** begin Entries supplied **

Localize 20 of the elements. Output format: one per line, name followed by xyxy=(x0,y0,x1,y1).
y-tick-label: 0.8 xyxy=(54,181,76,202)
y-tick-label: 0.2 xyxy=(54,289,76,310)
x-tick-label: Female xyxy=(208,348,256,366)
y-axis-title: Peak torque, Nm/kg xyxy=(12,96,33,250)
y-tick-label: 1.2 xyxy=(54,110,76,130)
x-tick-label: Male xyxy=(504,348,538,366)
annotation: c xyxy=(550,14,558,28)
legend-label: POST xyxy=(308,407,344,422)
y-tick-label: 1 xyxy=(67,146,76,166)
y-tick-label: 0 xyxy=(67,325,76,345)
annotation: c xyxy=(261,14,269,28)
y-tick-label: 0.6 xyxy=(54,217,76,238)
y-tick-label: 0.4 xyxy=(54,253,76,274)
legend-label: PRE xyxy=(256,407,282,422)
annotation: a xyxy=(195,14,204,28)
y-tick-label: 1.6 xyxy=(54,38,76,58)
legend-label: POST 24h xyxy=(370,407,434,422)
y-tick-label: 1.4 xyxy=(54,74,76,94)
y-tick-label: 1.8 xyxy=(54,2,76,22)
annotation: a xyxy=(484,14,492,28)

** end Entries supplied **

Given exercise> Put each line of the entries above into a Markdown table with the columns "No." and "Line", numbering the rows and leaving out any blank lines.

Task result>
| No. | Line |
|---|---|
| 1 | Localize 20 of the elements. Output format: one per line, name followed by xyxy=(x0,y0,x1,y1). |
| 2 | y-tick-label: 0.8 xyxy=(54,181,76,202) |
| 3 | y-tick-label: 0.2 xyxy=(54,289,76,310) |
| 4 | x-tick-label: Female xyxy=(208,348,256,366) |
| 5 | y-axis-title: Peak torque, Nm/kg xyxy=(12,96,33,250) |
| 6 | y-tick-label: 1.2 xyxy=(54,110,76,130) |
| 7 | x-tick-label: Male xyxy=(504,348,538,366) |
| 8 | annotation: c xyxy=(550,14,558,28) |
| 9 | legend-label: POST xyxy=(308,407,344,422) |
| 10 | y-tick-label: 1 xyxy=(67,146,76,166) |
| 11 | y-tick-label: 0 xyxy=(67,325,76,345) |
| 12 | annotation: c xyxy=(261,14,269,28) |
| 13 | y-tick-label: 0.6 xyxy=(54,217,76,238) |
| 14 | y-tick-label: 0.4 xyxy=(54,253,76,274) |
| 15 | legend-label: PRE xyxy=(256,407,282,422) |
| 16 | annotation: a xyxy=(195,14,204,28) |
| 17 | y-tick-label: 1.6 xyxy=(54,38,76,58) |
| 18 | legend-label: POST 24h xyxy=(370,407,434,422) |
| 19 | y-tick-label: 1.4 xyxy=(54,74,76,94) |
| 20 | y-tick-label: 1.8 xyxy=(54,2,76,22) |
| 21 | annotation: a xyxy=(484,14,492,28) |